Please transcribe the data below exactly. Leave the pictures out.

------------------------------------------------------------------------

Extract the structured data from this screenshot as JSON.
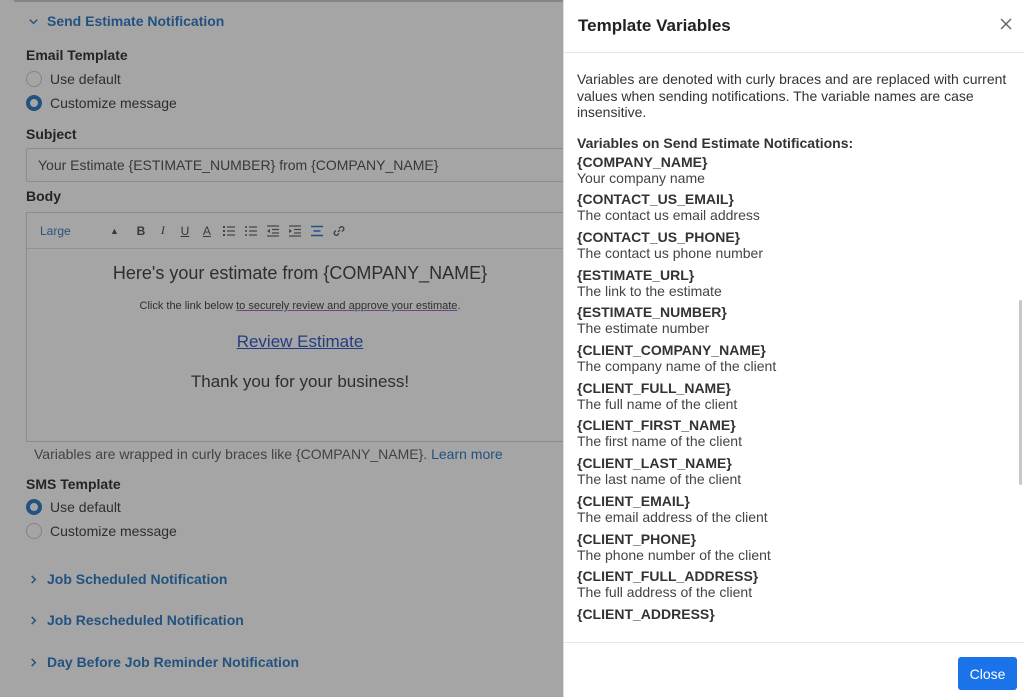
{
  "background": {
    "sections": {
      "send_estimate": "Send Estimate Notification",
      "job_scheduled": "Job Scheduled Notification",
      "job_rescheduled": "Job Rescheduled Notification",
      "day_before": "Day Before Job Reminder Notification"
    },
    "email_template": {
      "label": "Email Template",
      "use_default": "Use default",
      "customize": "Customize message"
    },
    "subject": {
      "label": "Subject",
      "value": "Your Estimate {ESTIMATE_NUMBER} from {COMPANY_NAME}"
    },
    "body": {
      "label": "Body",
      "font_size": "Large",
      "heading": "Here's your estimate from {COMPANY_NAME}",
      "small_prefix": "Click the link below ",
      "small_underlined": "to securely review and approve your estimate",
      "small_suffix": ".",
      "link": "Review Estimate",
      "thanks": "Thank you for your business!"
    },
    "variables_note": {
      "text": "Variables are wrapped in curly braces like {COMPANY_NAME}.",
      "learn_more": "Learn more"
    },
    "sms_template": {
      "label": "SMS Template",
      "use_default": "Use default",
      "customize": "Customize message"
    }
  },
  "drawer": {
    "title": "Template Variables",
    "intro": "Variables are denoted with curly braces and are replaced with current values when sending notifications. The variable names are case insensitive.",
    "section_title": "Variables on Send Estimate Notifications:",
    "variables": [
      {
        "name": "{COMPANY_NAME}",
        "desc": "Your company name"
      },
      {
        "name": "{CONTACT_US_EMAIL}",
        "desc": "The contact us email address"
      },
      {
        "name": "{CONTACT_US_PHONE}",
        "desc": "The contact us phone number"
      },
      {
        "name": "{ESTIMATE_URL}",
        "desc": "The link to the estimate"
      },
      {
        "name": "{ESTIMATE_NUMBER}",
        "desc": "The estimate number"
      },
      {
        "name": "{CLIENT_COMPANY_NAME}",
        "desc": "The company name of the client"
      },
      {
        "name": "{CLIENT_FULL_NAME}",
        "desc": "The full name of the client"
      },
      {
        "name": "{CLIENT_FIRST_NAME}",
        "desc": "The first name of the client"
      },
      {
        "name": "{CLIENT_LAST_NAME}",
        "desc": "The last name of the client"
      },
      {
        "name": "{CLIENT_EMAIL}",
        "desc": "The email address of the client"
      },
      {
        "name": "{CLIENT_PHONE}",
        "desc": "The phone number of the client"
      },
      {
        "name": "{CLIENT_FULL_ADDRESS}",
        "desc": "The full address of the client"
      },
      {
        "name": "{CLIENT_ADDRESS}",
        "desc": ""
      }
    ],
    "close_label": "Close"
  },
  "colors": {
    "accent": "#1f6fbf",
    "button": "#1a73e8",
    "overlay": "rgba(40,40,40,0.42)"
  }
}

------------------------------------------------------------------------

*Task result:*
Extract the structured data from this screenshot as JSON.
{
  "background": {
    "sections": {
      "send_estimate": "Send Estimate Notification",
      "job_scheduled": "Job Scheduled Notification",
      "job_rescheduled": "Job Rescheduled Notification",
      "day_before": "Day Before Job Reminder Notification"
    },
    "email_template": {
      "label": "Email Template",
      "use_default": "Use default",
      "customize": "Customize message"
    },
    "subject": {
      "label": "Subject",
      "value": "Your Estimate {ESTIMATE_NUMBER} from {COMPANY_NAME}"
    },
    "body": {
      "label": "Body",
      "font_size": "Large",
      "heading": "Here's your estimate from {COMPANY_NAME}",
      "small_prefix": "Click the link below ",
      "small_underlined": "to securely review and approve your estimate",
      "small_suffix": ".",
      "link": "Review Estimate",
      "thanks": "Thank you for your business!"
    },
    "variables_note": {
      "text": "Variables are wrapped in curly braces like {COMPANY_NAME}.",
      "learn_more": "Learn more"
    },
    "sms_template": {
      "label": "SMS Template",
      "use_default": "Use default",
      "customize": "Customize message"
    }
  },
  "drawer": {
    "title": "Template Variables",
    "intro": "Variables are denoted with curly braces and are replaced with current values when sending notifications. The variable names are case insensitive.",
    "section_title": "Variables on Send Estimate Notifications:",
    "variables": [
      {
        "name": "{COMPANY_NAME}",
        "desc": "Your company name"
      },
      {
        "name": "{CONTACT_US_EMAIL}",
        "desc": "The contact us email address"
      },
      {
        "name": "{CONTACT_US_PHONE}",
        "desc": "The contact us phone number"
      },
      {
        "name": "{ESTIMATE_URL}",
        "desc": "The link to the estimate"
      },
      {
        "name": "{ESTIMATE_NUMBER}",
        "desc": "The estimate number"
      },
      {
        "name": "{CLIENT_COMPANY_NAME}",
        "desc": "The company name of the client"
      },
      {
        "name": "{CLIENT_FULL_NAME}",
        "desc": "The full name of the client"
      },
      {
        "name": "{CLIENT_FIRST_NAME}",
        "desc": "The first name of the client"
      },
      {
        "name": "{CLIENT_LAST_NAME}",
        "desc": "The last name of the client"
      },
      {
        "name": "{CLIENT_EMAIL}",
        "desc": "The email address of the client"
      },
      {
        "name": "{CLIENT_PHONE}",
        "desc": "The phone number of the client"
      },
      {
        "name": "{CLIENT_FULL_ADDRESS}",
        "desc": "The full address of the client"
      },
      {
        "name": "{CLIENT_ADDRESS}",
        "desc": ""
      }
    ],
    "close_label": "Close"
  },
  "colors": {
    "accent": "#1f6fbf",
    "button": "#1a73e8",
    "overlay": "rgba(40,40,40,0.42)"
  }
}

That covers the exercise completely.